> [Aim]: Would you write out the entries below, every one of them, exactly?

----- Records provided

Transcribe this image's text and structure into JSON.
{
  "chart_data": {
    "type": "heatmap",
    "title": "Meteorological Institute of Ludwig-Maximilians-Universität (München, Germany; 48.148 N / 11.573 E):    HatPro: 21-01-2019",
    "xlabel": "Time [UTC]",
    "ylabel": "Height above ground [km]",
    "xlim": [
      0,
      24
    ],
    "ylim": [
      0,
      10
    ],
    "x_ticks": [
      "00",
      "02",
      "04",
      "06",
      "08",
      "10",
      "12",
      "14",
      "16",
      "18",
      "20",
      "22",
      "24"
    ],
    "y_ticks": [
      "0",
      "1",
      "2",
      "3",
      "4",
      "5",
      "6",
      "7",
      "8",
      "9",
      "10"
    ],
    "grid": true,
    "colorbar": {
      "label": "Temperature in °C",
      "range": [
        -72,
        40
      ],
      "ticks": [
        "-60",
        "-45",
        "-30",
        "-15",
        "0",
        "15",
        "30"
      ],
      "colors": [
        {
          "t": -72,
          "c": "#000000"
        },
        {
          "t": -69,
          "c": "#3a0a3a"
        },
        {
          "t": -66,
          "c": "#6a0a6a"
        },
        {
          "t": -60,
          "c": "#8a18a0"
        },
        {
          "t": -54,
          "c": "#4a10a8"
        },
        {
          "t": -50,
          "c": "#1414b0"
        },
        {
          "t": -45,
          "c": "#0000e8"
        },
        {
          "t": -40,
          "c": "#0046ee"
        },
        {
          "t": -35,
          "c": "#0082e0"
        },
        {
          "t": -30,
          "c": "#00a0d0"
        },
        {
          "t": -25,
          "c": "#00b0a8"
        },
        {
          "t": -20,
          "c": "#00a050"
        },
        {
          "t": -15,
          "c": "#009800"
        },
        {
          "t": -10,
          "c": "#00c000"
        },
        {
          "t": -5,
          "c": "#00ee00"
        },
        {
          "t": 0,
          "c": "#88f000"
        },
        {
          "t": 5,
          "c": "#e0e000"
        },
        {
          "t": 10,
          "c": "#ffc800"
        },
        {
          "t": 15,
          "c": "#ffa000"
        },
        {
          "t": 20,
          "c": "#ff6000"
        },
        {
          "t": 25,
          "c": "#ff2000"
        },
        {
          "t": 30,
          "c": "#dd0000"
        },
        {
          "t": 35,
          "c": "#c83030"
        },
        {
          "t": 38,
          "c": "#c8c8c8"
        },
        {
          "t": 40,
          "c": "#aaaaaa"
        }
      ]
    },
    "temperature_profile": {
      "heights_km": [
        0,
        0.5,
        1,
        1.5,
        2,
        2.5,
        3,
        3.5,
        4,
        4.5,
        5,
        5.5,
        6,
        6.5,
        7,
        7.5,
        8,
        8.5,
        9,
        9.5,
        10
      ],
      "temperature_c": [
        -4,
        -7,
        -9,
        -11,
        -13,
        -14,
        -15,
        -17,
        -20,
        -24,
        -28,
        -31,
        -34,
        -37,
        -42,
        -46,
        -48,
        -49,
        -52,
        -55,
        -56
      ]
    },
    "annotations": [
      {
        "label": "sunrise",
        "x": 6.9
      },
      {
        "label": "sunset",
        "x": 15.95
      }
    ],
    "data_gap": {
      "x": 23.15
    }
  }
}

----------

> [Finished task]:
Transcribe this image's text and structure into JSON.
{
  "chart_data": {
    "type": "heatmap",
    "title": "Meteorological Institute of Ludwig-Maximilians-Universität (München, Germany; 48.148 N / 11.573 E):    HatPro: 21-01-2019",
    "xlabel": "Time [UTC]",
    "ylabel": "Height above ground [km]",
    "xlim": [
      0,
      24
    ],
    "ylim": [
      0,
      10
    ],
    "x_ticks": [
      "00",
      "02",
      "04",
      "06",
      "08",
      "10",
      "12",
      "14",
      "16",
      "18",
      "20",
      "22",
      "24"
    ],
    "y_ticks": [
      "0",
      "1",
      "2",
      "3",
      "4",
      "5",
      "6",
      "7",
      "8",
      "9",
      "10"
    ],
    "grid": true,
    "colorbar": {
      "label": "Temperature in °C",
      "range": [
        -72,
        40
      ],
      "ticks": [
        "-60",
        "-45",
        "-30",
        "-15",
        "0",
        "15",
        "30"
      ],
      "colors": [
        {
          "t": -72,
          "c": "#000000"
        },
        {
          "t": -69,
          "c": "#3a0a3a"
        },
        {
          "t": -66,
          "c": "#6a0a6a"
        },
        {
          "t": -60,
          "c": "#8a18a0"
        },
        {
          "t": -54,
          "c": "#4a10a8"
        },
        {
          "t": -50,
          "c": "#1414b0"
        },
        {
          "t": -45,
          "c": "#0000e8"
        },
        {
          "t": -40,
          "c": "#0046ee"
        },
        {
          "t": -35,
          "c": "#0082e0"
        },
        {
          "t": -30,
          "c": "#00a0d0"
        },
        {
          "t": -25,
          "c": "#00b0a8"
        },
        {
          "t": -20,
          "c": "#00a050"
        },
        {
          "t": -15,
          "c": "#009800"
        },
        {
          "t": -10,
          "c": "#00c000"
        },
        {
          "t": -5,
          "c": "#00ee00"
        },
        {
          "t": 0,
          "c": "#88f000"
        },
        {
          "t": 5,
          "c": "#e0e000"
        },
        {
          "t": 10,
          "c": "#ffc800"
        },
        {
          "t": 15,
          "c": "#ffa000"
        },
        {
          "t": 20,
          "c": "#ff6000"
        },
        {
          "t": 25,
          "c": "#ff2000"
        },
        {
          "t": 30,
          "c": "#dd0000"
        },
        {
          "t": 35,
          "c": "#c83030"
        },
        {
          "t": 38,
          "c": "#c8c8c8"
        },
        {
          "t": 40,
          "c": "#aaaaaa"
        }
      ]
    },
    "temperature_profile": {
      "heights_km": [
        0,
        0.5,
        1,
        1.5,
        2,
        2.5,
        3,
        3.5,
        4,
        4.5,
        5,
        5.5,
        6,
        6.5,
        7,
        7.5,
        8,
        8.5,
        9,
        9.5,
        10
      ],
      "temperature_c": [
        -4,
        -7,
        -9,
        -11,
        -13,
        -14,
        -15,
        -17,
        -20,
        -24,
        -28,
        -31,
        -34,
        -37,
        -42,
        -46,
        -48,
        -49,
        -52,
        -55,
        -56
      ]
    },
    "annotations": [
      {
        "label": "sunrise",
        "x": 6.9
      },
      {
        "label": "sunset",
        "x": 15.95
      }
    ],
    "data_gap": {
      "x": 23.15
    }
  }
}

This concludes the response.